- Task goal: Reproduce all of the records exactly.

+---+

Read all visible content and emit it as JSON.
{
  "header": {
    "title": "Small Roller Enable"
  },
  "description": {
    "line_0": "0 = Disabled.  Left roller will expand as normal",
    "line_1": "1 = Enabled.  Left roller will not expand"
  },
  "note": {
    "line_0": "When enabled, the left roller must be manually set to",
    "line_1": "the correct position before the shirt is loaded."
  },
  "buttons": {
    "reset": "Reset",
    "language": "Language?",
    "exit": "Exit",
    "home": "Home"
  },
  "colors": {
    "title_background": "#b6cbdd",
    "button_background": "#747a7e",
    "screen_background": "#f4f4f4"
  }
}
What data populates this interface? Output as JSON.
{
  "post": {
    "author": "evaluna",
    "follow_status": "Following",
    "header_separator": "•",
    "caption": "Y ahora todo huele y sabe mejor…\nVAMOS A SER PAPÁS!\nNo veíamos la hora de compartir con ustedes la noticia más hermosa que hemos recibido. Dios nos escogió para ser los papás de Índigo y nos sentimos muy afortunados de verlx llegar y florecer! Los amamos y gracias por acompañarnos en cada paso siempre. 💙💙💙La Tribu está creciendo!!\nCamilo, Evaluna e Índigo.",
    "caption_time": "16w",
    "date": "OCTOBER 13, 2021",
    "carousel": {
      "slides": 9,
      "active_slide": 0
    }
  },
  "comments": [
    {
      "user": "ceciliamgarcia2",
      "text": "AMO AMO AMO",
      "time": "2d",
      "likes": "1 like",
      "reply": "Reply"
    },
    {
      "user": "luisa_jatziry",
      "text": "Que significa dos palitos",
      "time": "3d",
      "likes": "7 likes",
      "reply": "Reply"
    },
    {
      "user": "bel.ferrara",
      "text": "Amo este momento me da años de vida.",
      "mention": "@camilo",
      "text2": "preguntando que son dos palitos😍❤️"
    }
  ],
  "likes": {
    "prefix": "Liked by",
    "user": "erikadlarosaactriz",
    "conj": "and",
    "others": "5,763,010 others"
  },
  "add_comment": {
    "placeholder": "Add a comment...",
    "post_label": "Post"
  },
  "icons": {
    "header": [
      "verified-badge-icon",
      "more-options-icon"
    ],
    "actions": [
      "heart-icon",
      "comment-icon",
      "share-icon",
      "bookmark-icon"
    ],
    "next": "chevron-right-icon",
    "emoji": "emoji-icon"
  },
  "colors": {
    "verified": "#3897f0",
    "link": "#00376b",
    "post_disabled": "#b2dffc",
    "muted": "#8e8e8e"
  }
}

+---+

- Exercise output:
Read all visible content and emit it as JSON.
{
  "header": {
    "title": "Small Roller Enable"
  },
  "description": {
    "line_0": "0 = Disabled.  Left roller will expand as normal",
    "line_1": "1 = Enabled.  Left roller will not expand"
  },
  "note": {
    "line_0": "When enabled, the left roller must be manually set to",
    "line_1": "the correct position before the shirt is loaded."
  },
  "buttons": {
    "reset": "Reset",
    "language": "Language?",
    "exit": "Exit",
    "home": "Home"
  },
  "colors": {
    "title_background": "#b6cbdd",
    "button_background": "#747a7e",
    "screen_background": "#f4f4f4"
  }
}
What data populates this interface? Output as JSON.
{
  "post": {
    "author": "evaluna",
    "follow_status": "Following",
    "header_separator": "•",
    "caption": "Y ahora todo huele y sabe mejor…\nVAMOS A SER PAPÁS!\nNo veíamos la hora de compartir con ustedes la noticia más hermosa que hemos recibido. Dios nos escogió para ser los papás de Índigo y nos sentimos muy afortunados de verlx llegar y florecer! Los amamos y gracias por acompañarnos en cada paso siempre. 💙💙💙La Tribu está creciendo!!\nCamilo, Evaluna e Índigo.",
    "caption_time": "16w",
    "date": "OCTOBER 13, 2021",
    "carousel": {
      "slides": 9,
      "active_slide": 0
    }
  },
  "comments": [
    {
      "user": "ceciliamgarcia2",
      "text": "AMO AMO AMO",
      "time": "2d",
      "likes": "1 like",
      "reply": "Reply"
    },
    {
      "user": "luisa_jatziry",
      "text": "Que significa dos palitos",
      "time": "3d",
      "likes": "7 likes",
      "reply": "Reply"
    },
    {
      "user": "bel.ferrara",
      "text": "Amo este momento me da años de vida.",
      "mention": "@camilo",
      "text2": "preguntando que son dos palitos😍❤️"
    }
  ],
  "likes": {
    "prefix": "Liked by",
    "user": "erikadlarosaactriz",
    "conj": "and",
    "others": "5,763,010 others"
  },
  "add_comment": {
    "placeholder": "Add a comment...",
    "post_label": "Post"
  },
  "icons": {
    "header": [
      "verified-badge-icon",
      "more-options-icon"
    ],
    "actions": [
      "heart-icon",
      "comment-icon",
      "share-icon",
      "bookmark-icon"
    ],
    "next": "chevron-right-icon",
    "emoji": "emoji-icon"
  },
  "colors": {
    "verified": "#3897f0",
    "link": "#00376b",
    "post_disabled": "#b2dffc",
    "muted": "#8e8e8e"
  }
}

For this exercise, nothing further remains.